* **Brief**
Gather the lines below that include the string "General", copying each in full.

* **Raw records**
----------
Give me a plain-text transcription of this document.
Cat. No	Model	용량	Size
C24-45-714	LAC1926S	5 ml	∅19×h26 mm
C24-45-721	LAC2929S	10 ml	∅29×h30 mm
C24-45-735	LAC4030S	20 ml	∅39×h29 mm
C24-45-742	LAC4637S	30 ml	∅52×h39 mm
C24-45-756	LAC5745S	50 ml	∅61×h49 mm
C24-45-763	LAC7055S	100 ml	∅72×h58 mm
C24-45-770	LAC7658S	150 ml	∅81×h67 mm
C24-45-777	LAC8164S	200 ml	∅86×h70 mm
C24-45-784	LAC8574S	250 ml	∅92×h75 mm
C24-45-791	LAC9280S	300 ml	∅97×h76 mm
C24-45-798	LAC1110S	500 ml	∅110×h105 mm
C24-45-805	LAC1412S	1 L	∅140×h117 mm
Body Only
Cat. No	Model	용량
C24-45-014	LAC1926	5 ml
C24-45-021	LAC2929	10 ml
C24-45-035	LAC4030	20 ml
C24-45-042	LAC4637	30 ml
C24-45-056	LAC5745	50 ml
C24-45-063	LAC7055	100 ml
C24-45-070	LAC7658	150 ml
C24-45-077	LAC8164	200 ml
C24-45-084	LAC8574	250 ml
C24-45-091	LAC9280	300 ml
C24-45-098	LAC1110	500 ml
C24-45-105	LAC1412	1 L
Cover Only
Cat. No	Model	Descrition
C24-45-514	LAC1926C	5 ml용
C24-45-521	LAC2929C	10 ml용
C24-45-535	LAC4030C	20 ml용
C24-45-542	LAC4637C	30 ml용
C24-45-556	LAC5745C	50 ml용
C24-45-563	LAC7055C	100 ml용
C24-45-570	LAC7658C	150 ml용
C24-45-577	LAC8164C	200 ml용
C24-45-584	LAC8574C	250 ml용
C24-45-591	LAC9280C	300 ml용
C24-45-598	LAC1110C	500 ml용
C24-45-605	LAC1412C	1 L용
----------
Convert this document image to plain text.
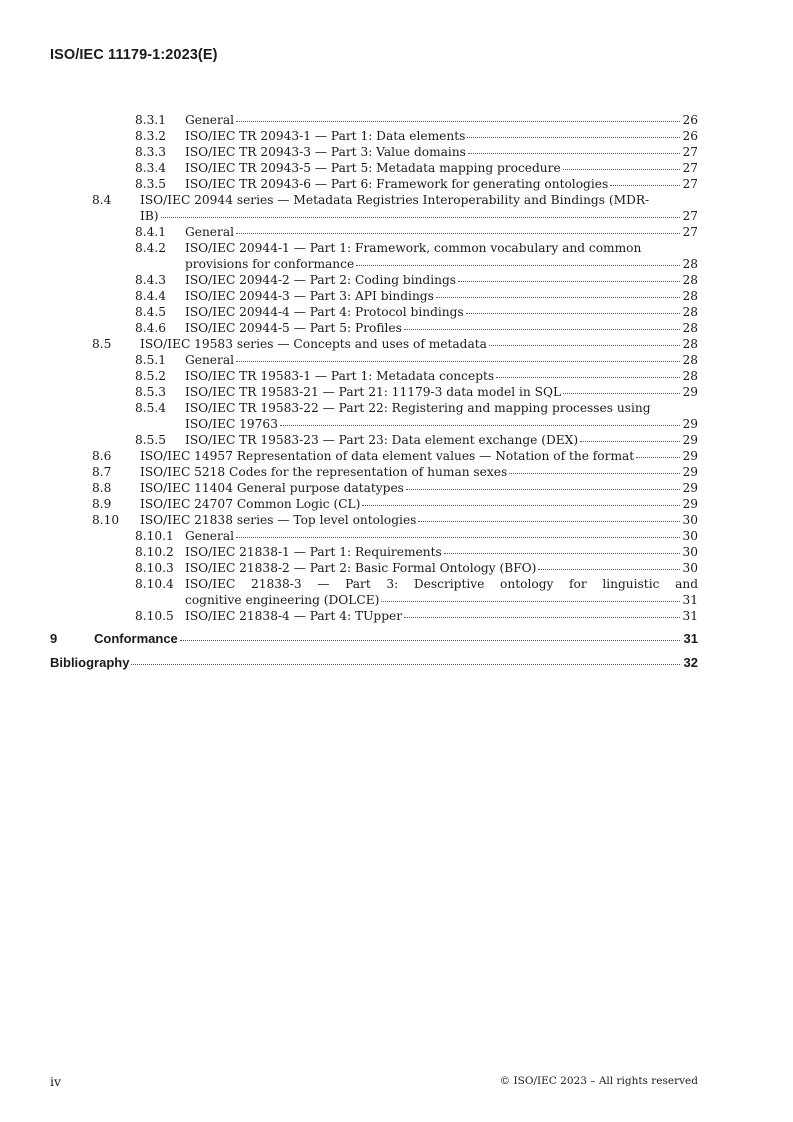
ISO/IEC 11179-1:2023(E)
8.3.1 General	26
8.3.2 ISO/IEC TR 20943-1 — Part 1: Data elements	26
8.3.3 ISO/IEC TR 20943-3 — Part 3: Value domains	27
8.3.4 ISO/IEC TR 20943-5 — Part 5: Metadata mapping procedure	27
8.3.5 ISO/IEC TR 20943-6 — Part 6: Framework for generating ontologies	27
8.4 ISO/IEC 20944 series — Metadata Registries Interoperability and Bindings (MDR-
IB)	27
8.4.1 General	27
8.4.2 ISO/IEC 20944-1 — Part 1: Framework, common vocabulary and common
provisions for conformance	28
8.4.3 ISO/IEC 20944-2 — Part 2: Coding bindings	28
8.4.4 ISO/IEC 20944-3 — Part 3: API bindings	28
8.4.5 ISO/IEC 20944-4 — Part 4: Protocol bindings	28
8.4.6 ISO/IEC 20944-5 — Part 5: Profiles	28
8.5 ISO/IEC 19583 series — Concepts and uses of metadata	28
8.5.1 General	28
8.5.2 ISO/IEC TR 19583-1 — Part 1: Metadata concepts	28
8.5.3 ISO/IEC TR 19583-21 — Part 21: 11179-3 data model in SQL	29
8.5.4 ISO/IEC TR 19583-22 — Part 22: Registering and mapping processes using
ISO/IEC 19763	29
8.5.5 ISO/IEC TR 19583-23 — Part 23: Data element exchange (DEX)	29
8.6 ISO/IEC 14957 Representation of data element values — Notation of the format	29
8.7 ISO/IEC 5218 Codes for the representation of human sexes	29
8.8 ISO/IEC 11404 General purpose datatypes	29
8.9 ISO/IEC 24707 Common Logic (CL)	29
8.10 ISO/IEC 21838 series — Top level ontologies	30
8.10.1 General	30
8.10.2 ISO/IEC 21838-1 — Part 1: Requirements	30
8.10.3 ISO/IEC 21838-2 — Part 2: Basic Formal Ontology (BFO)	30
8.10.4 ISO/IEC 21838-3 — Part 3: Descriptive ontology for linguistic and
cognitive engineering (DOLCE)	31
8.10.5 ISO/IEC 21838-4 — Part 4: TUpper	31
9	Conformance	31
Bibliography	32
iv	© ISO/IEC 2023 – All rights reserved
----------
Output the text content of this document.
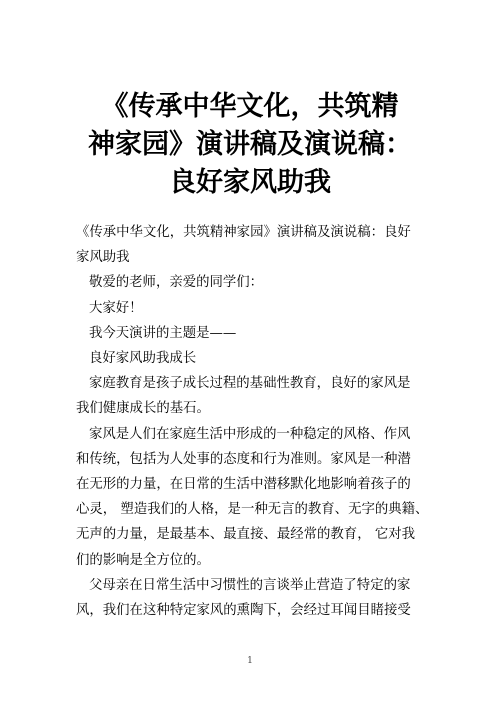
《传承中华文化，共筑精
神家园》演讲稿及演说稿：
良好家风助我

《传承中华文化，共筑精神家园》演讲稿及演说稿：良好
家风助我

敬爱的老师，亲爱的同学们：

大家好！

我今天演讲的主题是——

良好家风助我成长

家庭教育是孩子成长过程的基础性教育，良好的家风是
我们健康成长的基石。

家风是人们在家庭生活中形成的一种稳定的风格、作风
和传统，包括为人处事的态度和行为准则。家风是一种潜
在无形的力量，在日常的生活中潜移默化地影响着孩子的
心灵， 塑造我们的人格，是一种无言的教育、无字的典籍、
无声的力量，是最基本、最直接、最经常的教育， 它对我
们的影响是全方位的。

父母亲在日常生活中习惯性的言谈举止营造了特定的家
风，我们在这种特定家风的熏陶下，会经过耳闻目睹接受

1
----------
* **Reply**
8.3.1 General	26
8.4.1 General	27
8.5.1 General	28
8.8 ISO/IEC 11404 General purpose datatypes	29
8.10.1 General	30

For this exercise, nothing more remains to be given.